# ترجيح تسمية الفريق الركن المتقاعد



## Andrew___

Hi guys,

This sentence really confuses me:
*ترجيح تسمية الفريق الركن المتقاعد علي المؤمن*

Could someone help me understand what it could mean in the context of a newspaper headline?

Thanks,
Andrew


----------



## Yurub

The retired birgadier ALi ALmu'min apears to be the one whom will be [selected]/[chosen]


----------



## Mahaodeh

Or, "is mostly likely to be chosen".


----------



## licinio

My attempt:
Team likely to be named after retired officer Aly Almu'min.


----------



## elroy

licinio said:


> Team likely to be named after retired officer Aly Almu'min.


 Hmm... Where did you get that from?


----------



## cherine

I think Licinio was mislead by الفريق .
This word, in this very short context seems to be the military grade رُتبة عسكرية not the sports word "team".
I'm not sure what a fariiq is in English, but he's one grade higher then a general لواء .
الفريق الركن is a military grade. We don't have this in Egypt, only فريق or أركان حرب (the plural of rukn). An arkaan 7arb can either be a liwaa2 or higher.

As for ترجيح it's the noun from the verb rajja7a رجح which means "making more likely" or, in case of a vote -for example- it means giving the highest vote for.


----------



## licinio

elroy said:


> Hmm... Where did you get that from?


 
I thought تسمية was that... سُمّيَ الشارع باسم اللواء فلان
إضافة إلى ذلك، لم أستوعب معنى كلمة الفريق، حسب ما قالته شرين.​


----------



## elroy

licinio said:


> I thought تسمية was that... سُمّيَ الشارع باسم اللواء فلان


 تسمية cannot have the meaning of "naming after" unless followed by *على* اسم.

So "naming the team *after* so-and-so" would have to be تسمية الفريق* على اسم* فلان.



> إضافة إلى ذلك، لم أستوعب معنى كلمة الفريق، حسب ما قالته شرين.


نعم، ولكن ترجمتك غير ممكنة حتى ولو كان معنى فريق هنا هو _team_ وذلك للأسباب التى ذكرتها.


----------



## Yurub

يتستطيع ان يعتبر فريق بمعنى
team
 في حال كانت( للركن) اي:
ترجيح تسمية الفريق للركن المتقاعد علي المؤمن 
وبذلك يكون الفريق (على ان يكون موجودا اصلا) هو الذي سيقوم بعملية التسمية للركن المتقاعد علي المؤمن ليشغل منصبا ما  أو ما الى ذلك


----------



## ayed

It is probable to nominate/assign the retired lieutenant general ...


----------



## Yurub

ayed said:


> It is probable to nominate/assign the retired lieutenant general ...

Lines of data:

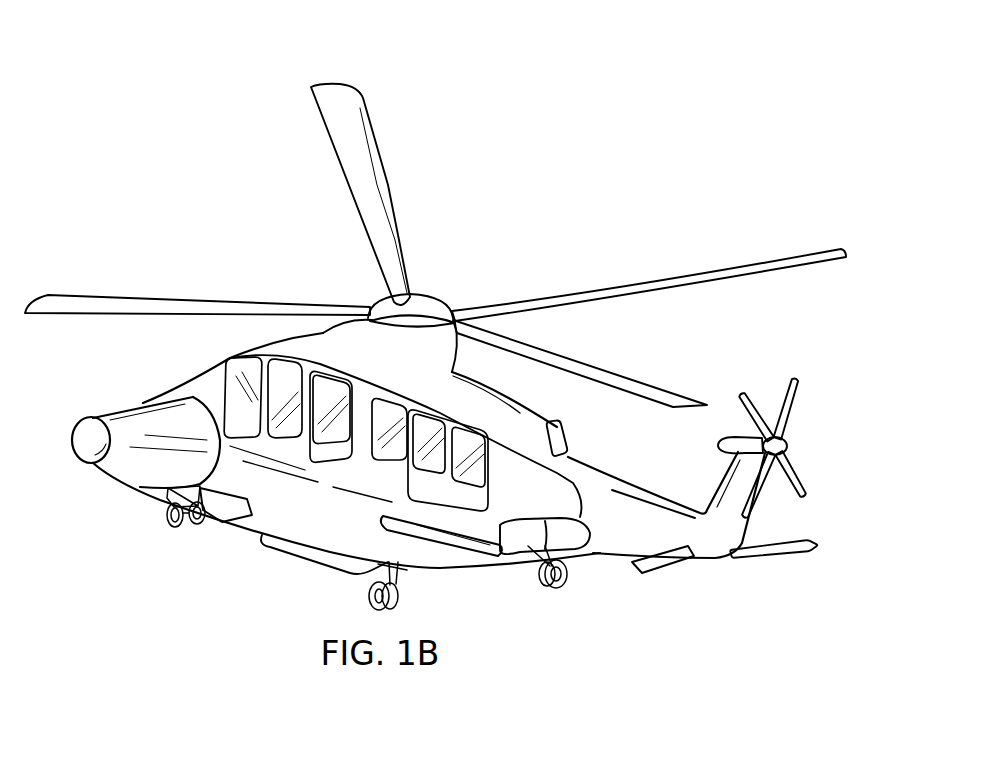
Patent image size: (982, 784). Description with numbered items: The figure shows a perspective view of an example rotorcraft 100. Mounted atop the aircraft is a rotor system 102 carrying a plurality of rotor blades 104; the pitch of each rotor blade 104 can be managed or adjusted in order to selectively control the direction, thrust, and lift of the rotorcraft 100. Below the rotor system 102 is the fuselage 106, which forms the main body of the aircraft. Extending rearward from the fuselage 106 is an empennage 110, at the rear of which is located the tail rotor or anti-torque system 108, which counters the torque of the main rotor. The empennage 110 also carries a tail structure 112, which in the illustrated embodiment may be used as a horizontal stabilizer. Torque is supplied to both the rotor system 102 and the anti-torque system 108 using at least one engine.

The rotorcraft 100 is at (229, 49).
The rotor system 102 is at (294, 215).
The rotor blade 104 is at (636, 294).
The fuselage 106 is at (260, 523).
The tail rotor or anti-torque system 108 is at (822, 352).
The empennage 110 is at (615, 547).
The tail structure 112 is at (780, 562).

THE TASKS:
(a) Can you change "perspective view" to "isometric view" throughout the entries, leaving everything else in them untouched and the pictures out?
(b) Could you carry the forum thread about translating the Arabic headline further, starting after its last line?

OUTPUTS FOR THE TASKS:
(a)
Patent image size: (982, 784). Description with numbered items: The figure shows a isometric view of an example rotorcraft 100. Mounted atop the aircraft is a rotor system 102 carrying a plurality of rotor blades 104; the pitch of each rotor blade 104 can be managed or adjusted in order to selectively control the direction, thrust, and lift of the rotorcraft 100. Below the rotor system 102 is the fuselage 106, which forms the main body of the aircraft. Extending rearward from the fuselage 106 is an empennage 110, at the rear of which is located the tail rotor or anti-torque system 108, which counters the torque of the main rotor. The empennage 110 also carries a tail structure 112, which in the illustrated embodiment may be used as a horizontal stabilizer. Torque is supplied to both the rotor system 102 and the anti-torque system 108 using at least one engine.

The rotorcraft 100 is at (229, 49).
The rotor system 102 is at (294, 215).
The rotor blade 104 is at (636, 294).
The fuselage 106 is at (260, 523).
The tail rotor or anti-torque system 108 is at (822, 352).
The empennage 110 is at (615, 547).
The tail structure 112 is at (780, 562).

(b)
its more than a probable


----------



## elroy

Actually, I think "probable" is quite fitting - as is "likely."  Both express a high possibility.


----------



## Yurub

well, maybe.
but I see ترجيح here as its just a matter of time.


----------



## gusfand

cherine said:


> I'm not sure what a fariiq is in English, but he's one grade higher then a general لواء .


According to the jpg (from Cairo military museum) I'm enclosing:
fariiq = General (ranking below fariiq awel = Lieutenant General, which is confusing as within US-military-terminology it'd be vice versa)
liwaa2 = Major General


----------



## ayed

gusfand said:


> According to the jpg (from Cairo military museum) I'm enclosing:
> fariiq = General (ranking below fariiq awel = Lieutenant General, which is confusing as within US-military-terminology it'd be vice versa)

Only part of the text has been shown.